**Objective:**
Wherever the word "star" appears in a line, extract that line.

· · ·

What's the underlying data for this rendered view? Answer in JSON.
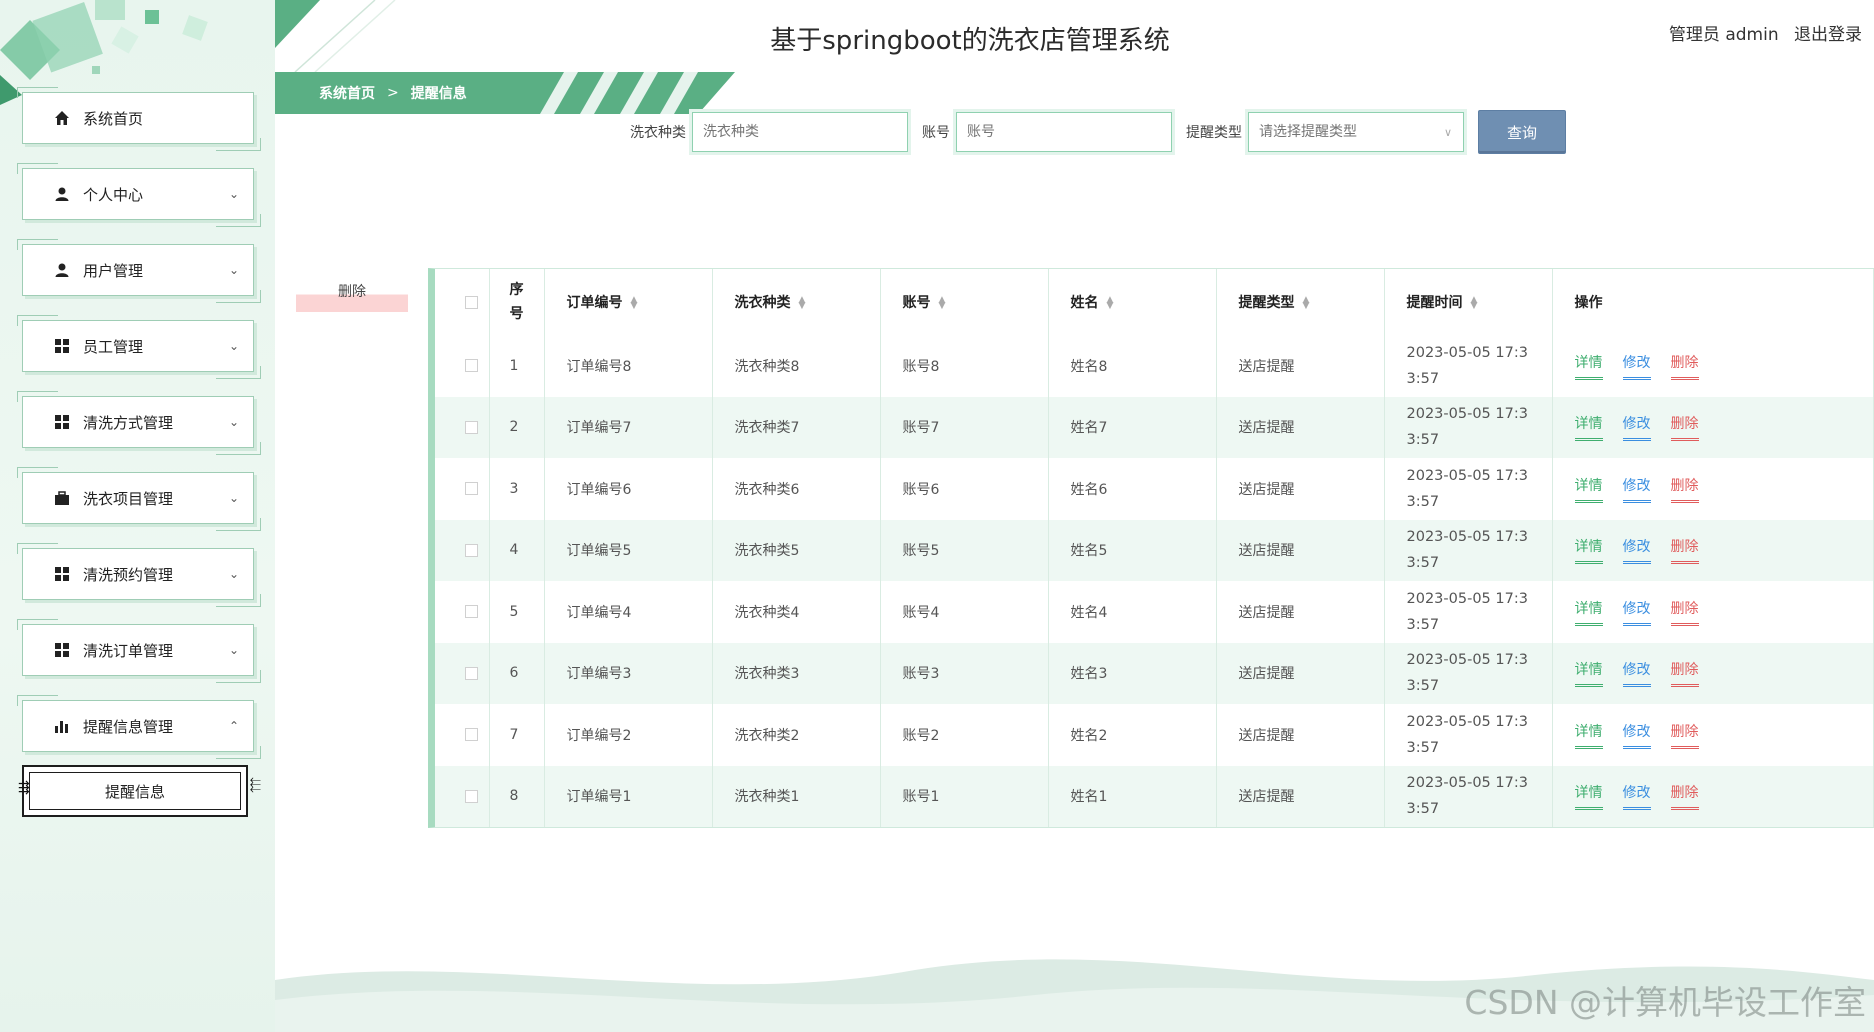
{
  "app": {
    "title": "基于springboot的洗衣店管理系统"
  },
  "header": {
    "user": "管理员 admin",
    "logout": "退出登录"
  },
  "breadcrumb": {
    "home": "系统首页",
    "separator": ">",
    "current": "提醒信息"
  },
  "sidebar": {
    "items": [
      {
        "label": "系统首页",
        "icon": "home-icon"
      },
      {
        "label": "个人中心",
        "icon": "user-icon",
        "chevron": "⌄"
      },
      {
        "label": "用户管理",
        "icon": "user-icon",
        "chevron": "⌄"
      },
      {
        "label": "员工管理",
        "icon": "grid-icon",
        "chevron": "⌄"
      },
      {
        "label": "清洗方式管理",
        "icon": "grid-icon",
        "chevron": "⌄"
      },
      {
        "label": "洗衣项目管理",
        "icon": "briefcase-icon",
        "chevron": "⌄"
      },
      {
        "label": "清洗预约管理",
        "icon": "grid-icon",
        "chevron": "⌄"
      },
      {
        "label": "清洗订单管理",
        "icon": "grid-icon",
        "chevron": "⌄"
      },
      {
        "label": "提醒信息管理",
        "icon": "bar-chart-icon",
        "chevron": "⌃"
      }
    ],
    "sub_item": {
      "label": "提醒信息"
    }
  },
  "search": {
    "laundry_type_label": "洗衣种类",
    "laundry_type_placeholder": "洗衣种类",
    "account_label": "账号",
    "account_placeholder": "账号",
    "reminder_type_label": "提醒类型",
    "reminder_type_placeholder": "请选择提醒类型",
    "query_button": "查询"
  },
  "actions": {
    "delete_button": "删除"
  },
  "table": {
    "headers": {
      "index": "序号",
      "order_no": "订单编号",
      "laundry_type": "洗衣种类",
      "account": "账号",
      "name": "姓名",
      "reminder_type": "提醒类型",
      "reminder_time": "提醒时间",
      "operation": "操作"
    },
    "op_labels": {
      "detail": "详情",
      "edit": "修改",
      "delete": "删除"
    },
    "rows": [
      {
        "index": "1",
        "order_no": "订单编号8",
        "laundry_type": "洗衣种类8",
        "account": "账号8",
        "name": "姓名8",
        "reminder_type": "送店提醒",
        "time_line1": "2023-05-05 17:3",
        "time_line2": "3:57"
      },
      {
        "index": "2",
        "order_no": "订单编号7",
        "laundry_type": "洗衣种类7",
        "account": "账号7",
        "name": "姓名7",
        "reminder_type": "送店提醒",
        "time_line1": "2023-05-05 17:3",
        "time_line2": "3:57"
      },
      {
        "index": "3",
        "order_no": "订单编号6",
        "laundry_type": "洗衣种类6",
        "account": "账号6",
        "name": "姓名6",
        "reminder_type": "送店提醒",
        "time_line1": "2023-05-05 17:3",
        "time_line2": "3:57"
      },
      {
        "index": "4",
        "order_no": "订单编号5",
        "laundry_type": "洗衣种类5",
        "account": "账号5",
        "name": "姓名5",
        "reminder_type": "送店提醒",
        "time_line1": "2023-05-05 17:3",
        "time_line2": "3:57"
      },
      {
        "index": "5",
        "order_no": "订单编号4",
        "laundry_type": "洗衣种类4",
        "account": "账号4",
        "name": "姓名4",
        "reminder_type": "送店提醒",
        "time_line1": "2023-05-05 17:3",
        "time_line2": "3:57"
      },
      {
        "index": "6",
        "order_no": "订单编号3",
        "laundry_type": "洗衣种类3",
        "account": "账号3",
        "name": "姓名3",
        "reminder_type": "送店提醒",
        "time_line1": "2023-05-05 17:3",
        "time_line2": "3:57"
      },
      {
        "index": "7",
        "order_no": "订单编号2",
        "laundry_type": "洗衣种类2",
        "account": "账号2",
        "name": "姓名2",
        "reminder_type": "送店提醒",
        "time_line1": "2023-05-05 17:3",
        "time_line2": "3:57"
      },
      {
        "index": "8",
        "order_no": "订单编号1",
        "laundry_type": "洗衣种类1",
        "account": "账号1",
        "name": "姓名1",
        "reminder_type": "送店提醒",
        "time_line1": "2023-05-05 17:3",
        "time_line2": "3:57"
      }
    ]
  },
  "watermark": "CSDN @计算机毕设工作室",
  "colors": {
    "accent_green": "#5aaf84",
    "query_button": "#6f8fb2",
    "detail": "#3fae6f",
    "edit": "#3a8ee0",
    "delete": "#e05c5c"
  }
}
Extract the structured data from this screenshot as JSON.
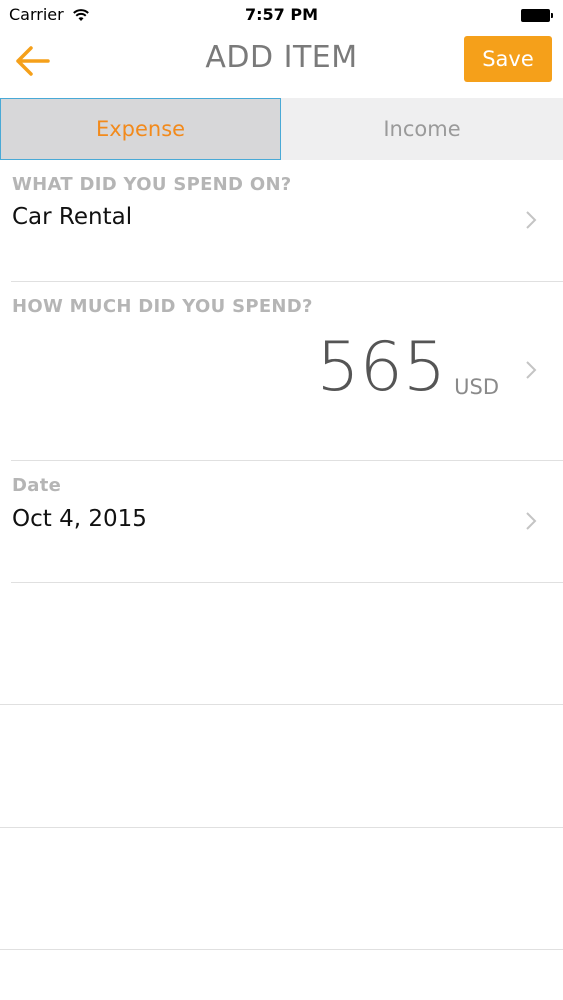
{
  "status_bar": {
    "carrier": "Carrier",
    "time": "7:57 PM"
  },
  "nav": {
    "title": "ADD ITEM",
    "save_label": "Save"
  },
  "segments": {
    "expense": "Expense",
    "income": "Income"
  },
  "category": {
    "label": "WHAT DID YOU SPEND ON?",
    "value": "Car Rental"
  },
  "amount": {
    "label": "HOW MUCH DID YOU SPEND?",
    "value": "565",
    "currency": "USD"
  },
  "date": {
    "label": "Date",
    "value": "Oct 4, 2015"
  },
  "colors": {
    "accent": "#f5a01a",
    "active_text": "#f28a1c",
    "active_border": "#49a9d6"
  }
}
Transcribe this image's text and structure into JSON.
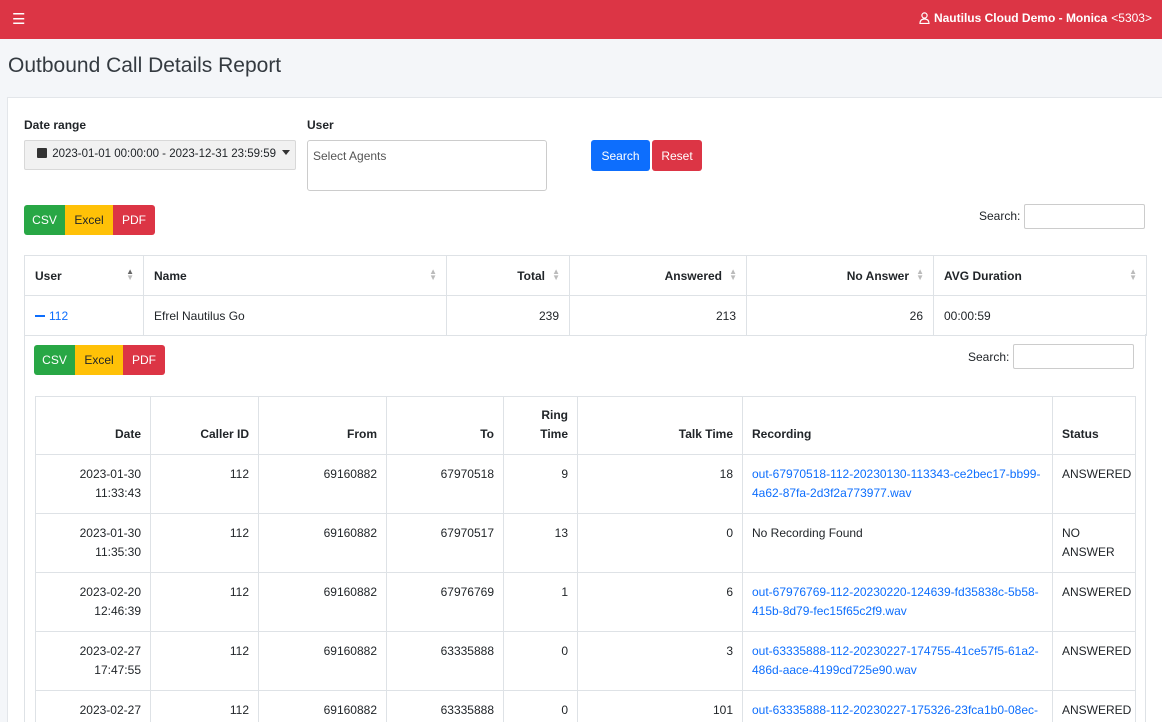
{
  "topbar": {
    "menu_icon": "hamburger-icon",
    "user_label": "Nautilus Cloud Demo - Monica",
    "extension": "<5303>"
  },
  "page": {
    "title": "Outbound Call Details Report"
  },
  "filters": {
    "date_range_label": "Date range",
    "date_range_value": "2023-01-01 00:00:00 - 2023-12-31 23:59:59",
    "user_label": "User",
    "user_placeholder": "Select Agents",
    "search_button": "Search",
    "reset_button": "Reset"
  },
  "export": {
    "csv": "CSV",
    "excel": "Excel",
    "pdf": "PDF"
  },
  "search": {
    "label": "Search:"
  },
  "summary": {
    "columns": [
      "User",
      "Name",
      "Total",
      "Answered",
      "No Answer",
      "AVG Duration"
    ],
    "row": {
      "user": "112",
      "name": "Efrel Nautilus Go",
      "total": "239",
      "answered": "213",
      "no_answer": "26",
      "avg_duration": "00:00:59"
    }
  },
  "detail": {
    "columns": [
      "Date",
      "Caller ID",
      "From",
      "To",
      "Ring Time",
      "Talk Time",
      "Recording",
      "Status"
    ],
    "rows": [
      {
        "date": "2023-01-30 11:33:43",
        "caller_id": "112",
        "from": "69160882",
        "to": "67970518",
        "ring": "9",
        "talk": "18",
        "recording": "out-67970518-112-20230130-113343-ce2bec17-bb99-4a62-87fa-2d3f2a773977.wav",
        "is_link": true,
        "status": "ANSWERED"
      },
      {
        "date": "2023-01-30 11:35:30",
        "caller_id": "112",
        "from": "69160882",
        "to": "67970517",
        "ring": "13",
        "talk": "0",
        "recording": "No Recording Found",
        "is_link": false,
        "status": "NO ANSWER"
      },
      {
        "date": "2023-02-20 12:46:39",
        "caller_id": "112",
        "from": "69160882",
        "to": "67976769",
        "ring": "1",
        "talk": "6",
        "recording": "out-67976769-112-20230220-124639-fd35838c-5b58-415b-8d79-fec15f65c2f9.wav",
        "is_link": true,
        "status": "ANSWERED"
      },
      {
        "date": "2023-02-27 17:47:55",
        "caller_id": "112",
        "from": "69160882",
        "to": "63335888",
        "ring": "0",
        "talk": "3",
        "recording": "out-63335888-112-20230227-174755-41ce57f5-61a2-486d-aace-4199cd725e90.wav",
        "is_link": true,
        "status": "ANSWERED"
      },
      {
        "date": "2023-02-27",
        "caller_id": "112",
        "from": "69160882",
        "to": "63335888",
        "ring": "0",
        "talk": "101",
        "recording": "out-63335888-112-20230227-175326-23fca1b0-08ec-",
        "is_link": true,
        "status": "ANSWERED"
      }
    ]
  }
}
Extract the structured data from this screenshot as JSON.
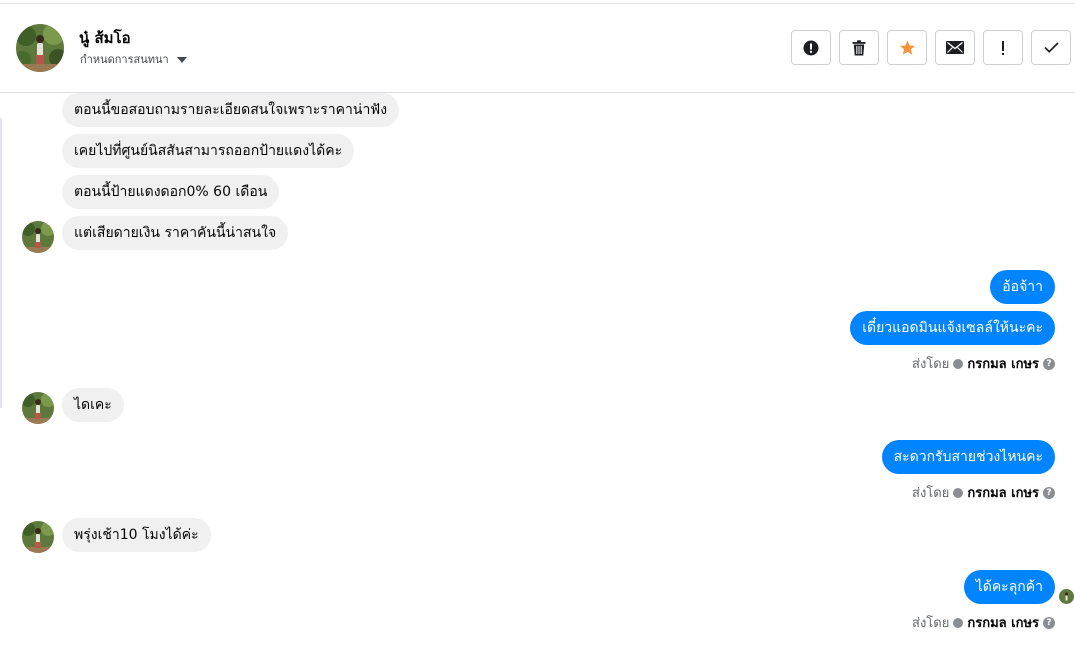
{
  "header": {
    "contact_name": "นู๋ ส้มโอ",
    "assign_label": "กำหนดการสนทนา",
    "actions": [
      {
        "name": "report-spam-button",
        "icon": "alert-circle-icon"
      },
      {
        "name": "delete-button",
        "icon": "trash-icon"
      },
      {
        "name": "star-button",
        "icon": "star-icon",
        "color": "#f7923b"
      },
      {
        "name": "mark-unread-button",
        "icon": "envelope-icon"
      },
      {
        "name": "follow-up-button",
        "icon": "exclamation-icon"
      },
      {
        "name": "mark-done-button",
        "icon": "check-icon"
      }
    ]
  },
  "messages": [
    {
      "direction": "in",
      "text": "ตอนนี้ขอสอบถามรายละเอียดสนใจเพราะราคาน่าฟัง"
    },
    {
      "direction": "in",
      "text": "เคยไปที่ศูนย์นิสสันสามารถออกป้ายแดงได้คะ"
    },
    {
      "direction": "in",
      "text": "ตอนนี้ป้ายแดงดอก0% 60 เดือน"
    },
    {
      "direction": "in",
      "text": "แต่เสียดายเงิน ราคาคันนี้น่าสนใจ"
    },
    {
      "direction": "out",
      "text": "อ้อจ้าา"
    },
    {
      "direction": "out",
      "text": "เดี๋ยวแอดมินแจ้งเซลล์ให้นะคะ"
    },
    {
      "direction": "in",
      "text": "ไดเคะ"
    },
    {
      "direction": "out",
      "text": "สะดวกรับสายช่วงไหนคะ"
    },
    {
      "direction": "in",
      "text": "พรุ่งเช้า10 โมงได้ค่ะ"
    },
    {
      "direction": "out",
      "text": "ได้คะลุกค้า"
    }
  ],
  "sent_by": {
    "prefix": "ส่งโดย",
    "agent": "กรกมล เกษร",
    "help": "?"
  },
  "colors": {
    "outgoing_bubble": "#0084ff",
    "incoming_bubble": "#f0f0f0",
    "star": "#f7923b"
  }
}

· · ·

**Problem solution:**
        "name": "star-button",
        "icon": "star-icon",
    "star": "#f7923b"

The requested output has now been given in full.